**What needs to be done:** Search the records below for the word "value". Pull out each line that has it.

**Excerpted records:**
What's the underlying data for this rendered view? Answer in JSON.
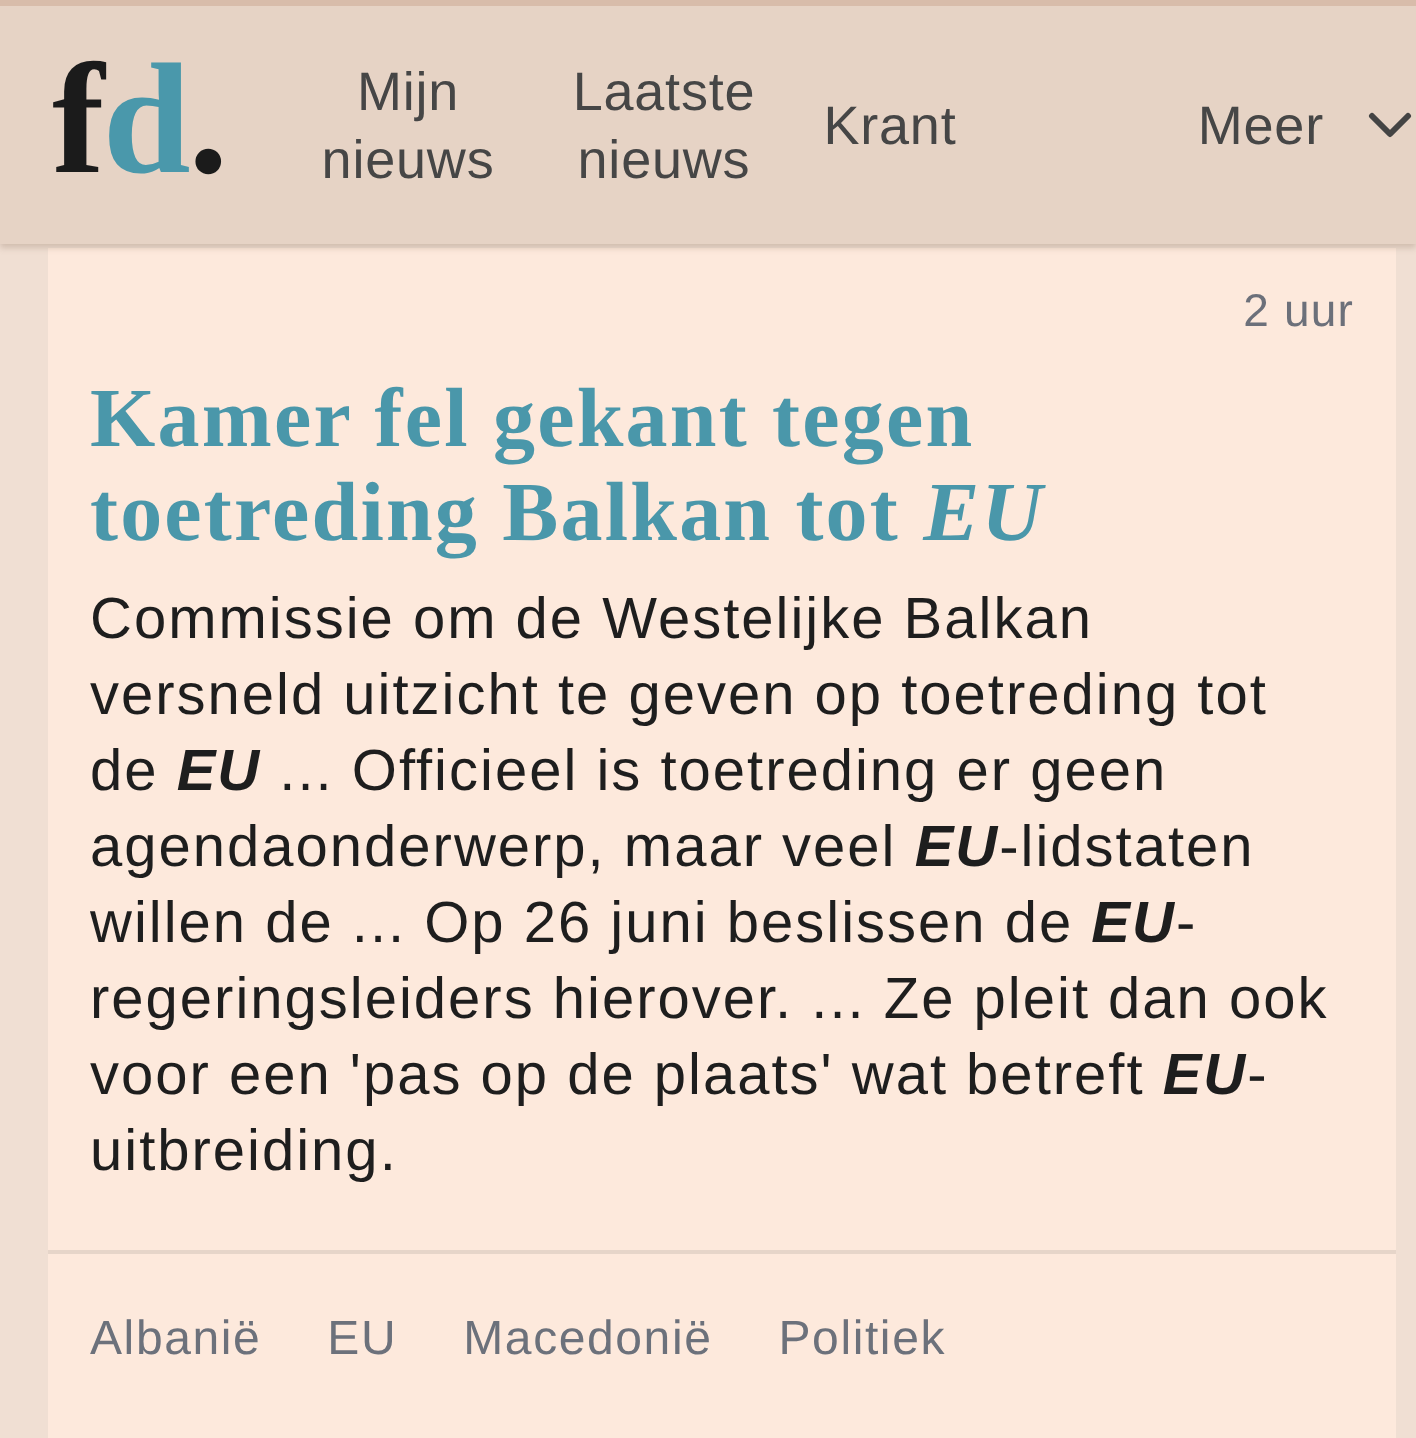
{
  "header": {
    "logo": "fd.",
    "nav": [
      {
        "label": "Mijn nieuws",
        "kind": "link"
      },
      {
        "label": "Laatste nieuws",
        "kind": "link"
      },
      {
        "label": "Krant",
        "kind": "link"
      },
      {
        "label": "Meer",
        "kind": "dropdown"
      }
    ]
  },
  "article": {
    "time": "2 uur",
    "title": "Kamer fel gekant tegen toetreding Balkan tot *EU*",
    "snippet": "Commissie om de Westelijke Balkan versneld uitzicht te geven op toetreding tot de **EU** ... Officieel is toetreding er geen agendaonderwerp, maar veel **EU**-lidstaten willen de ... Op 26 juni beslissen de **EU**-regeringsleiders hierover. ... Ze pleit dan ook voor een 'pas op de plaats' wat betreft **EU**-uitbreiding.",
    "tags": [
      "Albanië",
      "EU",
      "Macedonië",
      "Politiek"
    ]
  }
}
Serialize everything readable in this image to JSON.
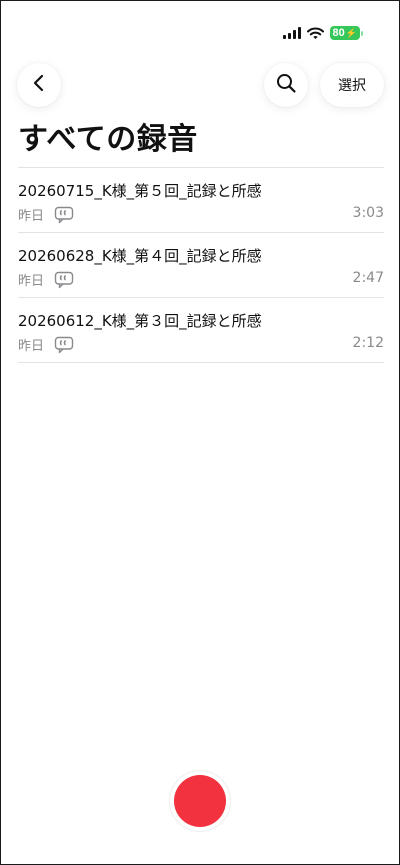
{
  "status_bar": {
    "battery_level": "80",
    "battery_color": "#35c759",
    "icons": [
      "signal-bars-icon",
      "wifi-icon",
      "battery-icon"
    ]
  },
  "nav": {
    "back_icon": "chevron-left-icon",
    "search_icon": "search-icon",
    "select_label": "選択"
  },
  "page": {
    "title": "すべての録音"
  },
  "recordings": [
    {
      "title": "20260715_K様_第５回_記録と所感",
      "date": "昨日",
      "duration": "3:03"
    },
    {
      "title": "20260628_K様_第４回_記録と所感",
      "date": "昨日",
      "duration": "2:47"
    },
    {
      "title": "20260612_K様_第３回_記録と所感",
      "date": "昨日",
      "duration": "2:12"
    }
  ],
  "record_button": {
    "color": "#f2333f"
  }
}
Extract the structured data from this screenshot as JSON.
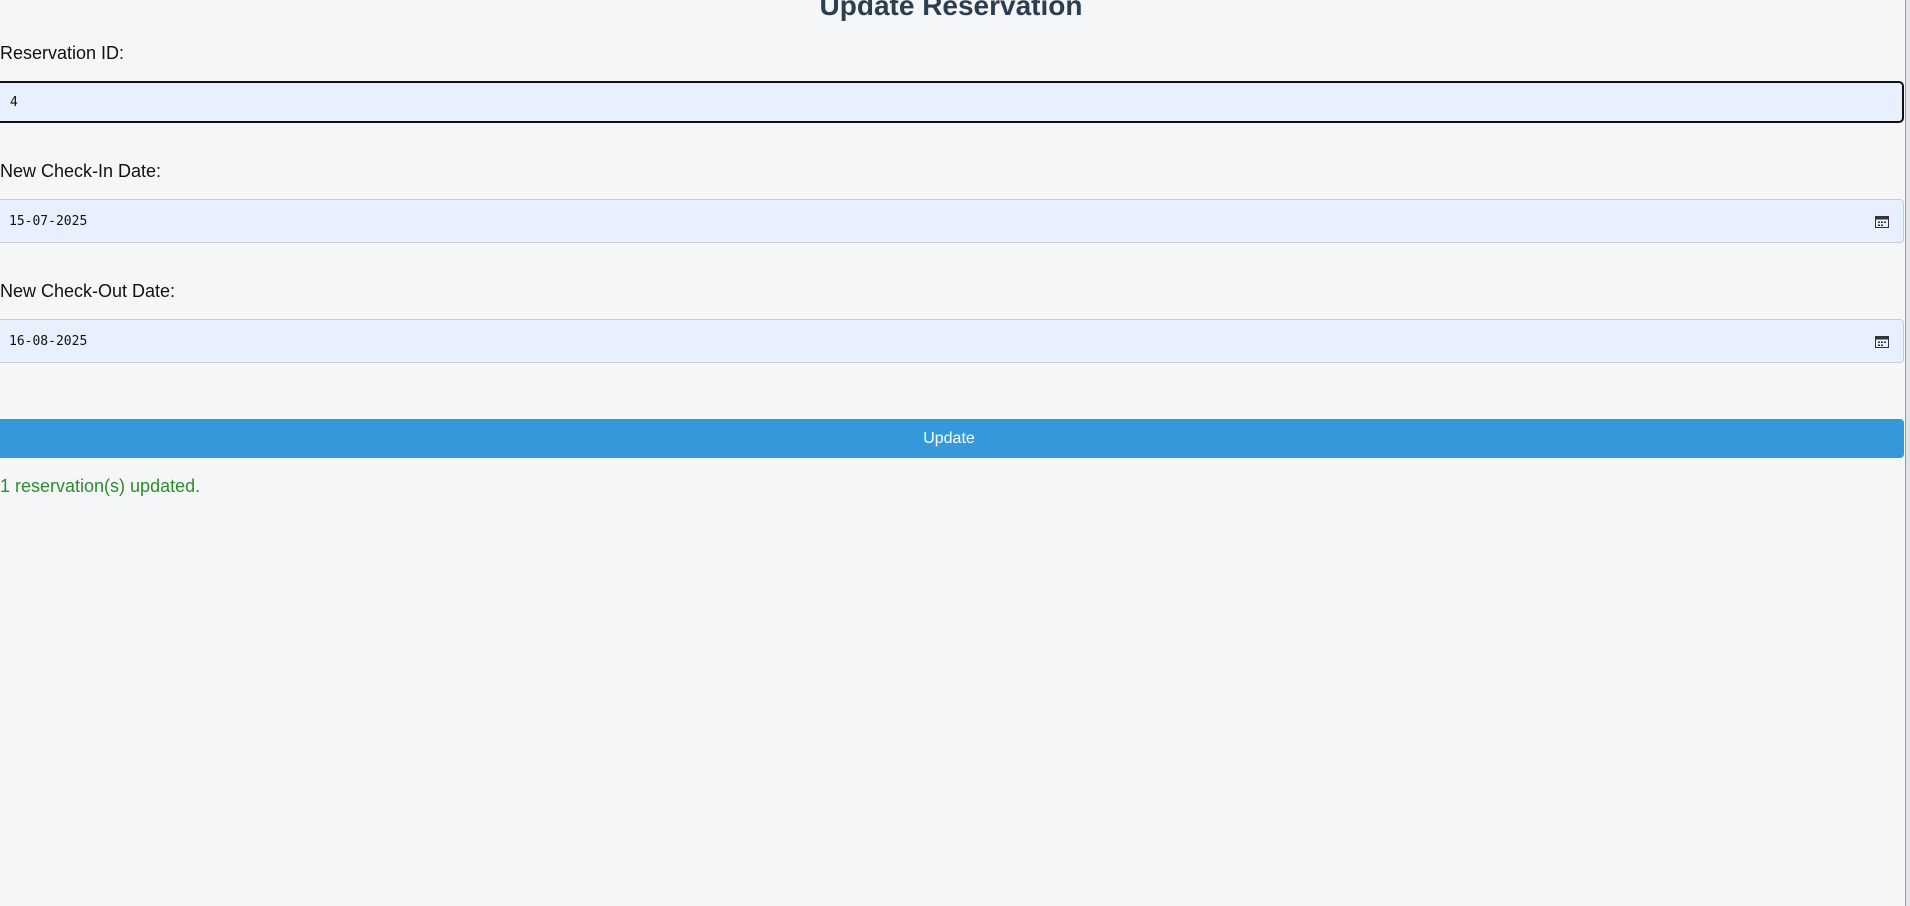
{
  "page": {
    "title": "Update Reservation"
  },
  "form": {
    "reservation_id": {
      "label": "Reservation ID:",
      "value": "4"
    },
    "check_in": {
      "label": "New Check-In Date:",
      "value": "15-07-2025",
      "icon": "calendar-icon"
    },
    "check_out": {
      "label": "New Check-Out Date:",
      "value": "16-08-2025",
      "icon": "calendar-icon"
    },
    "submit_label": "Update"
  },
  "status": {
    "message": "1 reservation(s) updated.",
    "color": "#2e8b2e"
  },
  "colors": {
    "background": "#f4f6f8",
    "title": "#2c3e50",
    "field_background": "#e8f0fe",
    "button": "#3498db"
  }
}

**Output for this exercise:**
      "value": "4"
      "value": "15-07-2025",
      "value": "16-08-2025",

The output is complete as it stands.